*What you will do*
Bring together all lines of the material below that contain the string "label".

- - - - - - -

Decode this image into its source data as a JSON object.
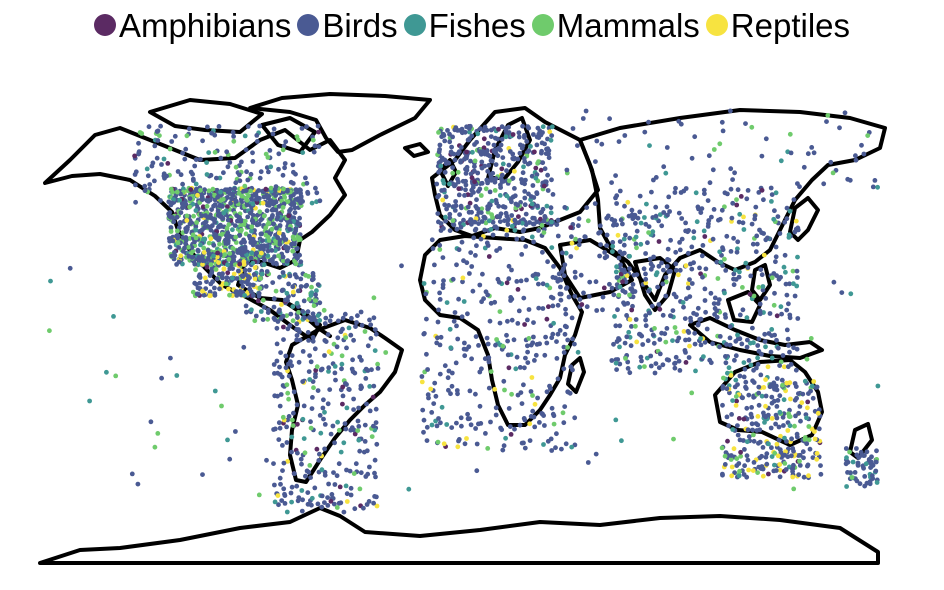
{
  "legend": {
    "items": [
      {
        "label": "Amphibians",
        "color": "#5b2a63"
      },
      {
        "label": "Birds",
        "color": "#4a5a93"
      },
      {
        "label": "Fishes",
        "color": "#3f9894"
      },
      {
        "label": "Mammals",
        "color": "#6fcb6c"
      },
      {
        "label": "Reptiles",
        "color": "#f7e340"
      }
    ]
  },
  "map": {
    "projection": "equirectangular",
    "outline_color": "#000000",
    "point_regions": [
      {
        "lon": [
          -125,
          -68
        ],
        "lat": [
          25,
          50
        ],
        "n": 900,
        "mix": [
          0.03,
          0.62,
          0.08,
          0.24,
          0.03
        ]
      },
      {
        "lon": [
          -140,
          -60
        ],
        "lat": [
          45,
          70
        ],
        "n": 180,
        "mix": [
          0.02,
          0.7,
          0.08,
          0.2,
          0.0
        ]
      },
      {
        "lon": [
          -115,
          -85
        ],
        "lat": [
          15,
          30
        ],
        "n": 200,
        "mix": [
          0.03,
          0.55,
          0.07,
          0.15,
          0.2
        ]
      },
      {
        "lon": [
          -92,
          -60
        ],
        "lat": [
          7,
          23
        ],
        "n": 120,
        "mix": [
          0.05,
          0.6,
          0.15,
          0.1,
          0.1
        ]
      },
      {
        "lon": [
          -80,
          -35
        ],
        "lat": [
          -55,
          10
        ],
        "n": 320,
        "mix": [
          0.04,
          0.78,
          0.06,
          0.08,
          0.04
        ]
      },
      {
        "lon": [
          -10,
          40
        ],
        "lat": [
          36,
          70
        ],
        "n": 480,
        "mix": [
          0.06,
          0.78,
          0.08,
          0.06,
          0.02
        ]
      },
      {
        "lon": [
          -17,
          50
        ],
        "lat": [
          -35,
          35
        ],
        "n": 330,
        "mix": [
          0.03,
          0.8,
          0.07,
          0.06,
          0.04
        ]
      },
      {
        "lon": [
          35,
          75
        ],
        "lat": [
          10,
          45
        ],
        "n": 90,
        "mix": [
          0.02,
          0.85,
          0.05,
          0.05,
          0.03
        ]
      },
      {
        "lon": [
          65,
          145
        ],
        "lat": [
          -10,
          50
        ],
        "n": 520,
        "mix": [
          0.03,
          0.72,
          0.15,
          0.06,
          0.04
        ]
      },
      {
        "lon": [
          45,
          180
        ],
        "lat": [
          50,
          75
        ],
        "n": 70,
        "mix": [
          0.0,
          0.82,
          0.08,
          0.1,
          0.0
        ]
      },
      {
        "lon": [
          112,
          155
        ],
        "lat": [
          -44,
          -10
        ],
        "n": 300,
        "mix": [
          0.03,
          0.65,
          0.08,
          0.08,
          0.16
        ]
      },
      {
        "lon": [
          165,
          179
        ],
        "lat": [
          -47,
          -34
        ],
        "n": 60,
        "mix": [
          0.0,
          0.85,
          0.1,
          0.05,
          0.0
        ]
      },
      {
        "lon": [
          -180,
          180
        ],
        "lat": [
          -50,
          30
        ],
        "n": 90,
        "mix": [
          0.0,
          0.4,
          0.3,
          0.3,
          0.0
        ]
      }
    ],
    "random_seed": 42
  }
}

- - - - - - -

*Written reply*
        "label": "Amphibians",
        "label": "Birds",
        "label": "Fishes",
        "label": "Mammals",
        "label": "Reptiles",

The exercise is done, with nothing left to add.